• [Task inputs]:
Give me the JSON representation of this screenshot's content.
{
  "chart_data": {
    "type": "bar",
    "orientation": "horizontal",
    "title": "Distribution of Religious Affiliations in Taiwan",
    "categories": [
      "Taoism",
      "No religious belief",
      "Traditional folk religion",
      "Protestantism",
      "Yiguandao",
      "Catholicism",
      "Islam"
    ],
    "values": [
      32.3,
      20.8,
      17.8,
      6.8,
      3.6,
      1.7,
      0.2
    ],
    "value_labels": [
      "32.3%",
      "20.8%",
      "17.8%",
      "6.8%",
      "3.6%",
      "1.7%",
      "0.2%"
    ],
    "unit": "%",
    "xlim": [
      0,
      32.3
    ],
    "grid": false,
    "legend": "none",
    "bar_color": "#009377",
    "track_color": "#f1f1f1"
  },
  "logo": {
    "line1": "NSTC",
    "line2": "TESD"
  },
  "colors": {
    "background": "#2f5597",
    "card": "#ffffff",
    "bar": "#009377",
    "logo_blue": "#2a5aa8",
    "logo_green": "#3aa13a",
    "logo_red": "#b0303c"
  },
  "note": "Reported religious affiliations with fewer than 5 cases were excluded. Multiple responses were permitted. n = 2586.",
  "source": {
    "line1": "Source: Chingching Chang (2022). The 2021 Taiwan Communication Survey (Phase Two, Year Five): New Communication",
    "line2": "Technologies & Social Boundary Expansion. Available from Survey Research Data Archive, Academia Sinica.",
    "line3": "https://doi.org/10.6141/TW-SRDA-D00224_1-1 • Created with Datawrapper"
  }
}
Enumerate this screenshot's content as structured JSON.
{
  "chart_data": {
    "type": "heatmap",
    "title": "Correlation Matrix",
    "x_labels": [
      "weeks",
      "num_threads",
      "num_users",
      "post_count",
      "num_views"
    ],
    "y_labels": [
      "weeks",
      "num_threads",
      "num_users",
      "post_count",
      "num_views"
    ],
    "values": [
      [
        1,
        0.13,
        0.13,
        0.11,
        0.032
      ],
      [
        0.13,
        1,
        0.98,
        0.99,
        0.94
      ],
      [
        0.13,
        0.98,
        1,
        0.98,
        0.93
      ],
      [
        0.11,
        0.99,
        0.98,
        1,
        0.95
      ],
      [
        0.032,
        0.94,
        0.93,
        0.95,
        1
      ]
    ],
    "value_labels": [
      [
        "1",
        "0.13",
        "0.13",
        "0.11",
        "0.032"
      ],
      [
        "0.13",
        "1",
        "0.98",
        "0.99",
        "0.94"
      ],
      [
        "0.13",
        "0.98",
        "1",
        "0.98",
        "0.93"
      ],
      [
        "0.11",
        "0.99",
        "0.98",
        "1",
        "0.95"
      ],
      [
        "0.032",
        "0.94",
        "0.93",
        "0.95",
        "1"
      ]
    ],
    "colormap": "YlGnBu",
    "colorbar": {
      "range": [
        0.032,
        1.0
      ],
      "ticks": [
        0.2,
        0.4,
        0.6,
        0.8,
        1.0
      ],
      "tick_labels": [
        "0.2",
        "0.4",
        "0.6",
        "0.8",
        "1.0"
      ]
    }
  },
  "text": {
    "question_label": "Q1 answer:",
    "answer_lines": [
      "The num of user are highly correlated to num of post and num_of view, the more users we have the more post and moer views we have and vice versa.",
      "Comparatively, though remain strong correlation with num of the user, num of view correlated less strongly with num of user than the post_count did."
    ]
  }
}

• [Aim]: Search the material above for "correlated". Pull out each line where it shows up.

• [Worked answer]:
      "The num of user are highly correlated to num of post and num_of view, the more users we have the more post and moer views we have and vice versa.",
      "Comparatively, though remain strong correlation with num of the user, num of view correlated less strongly with num of user than the post_count did."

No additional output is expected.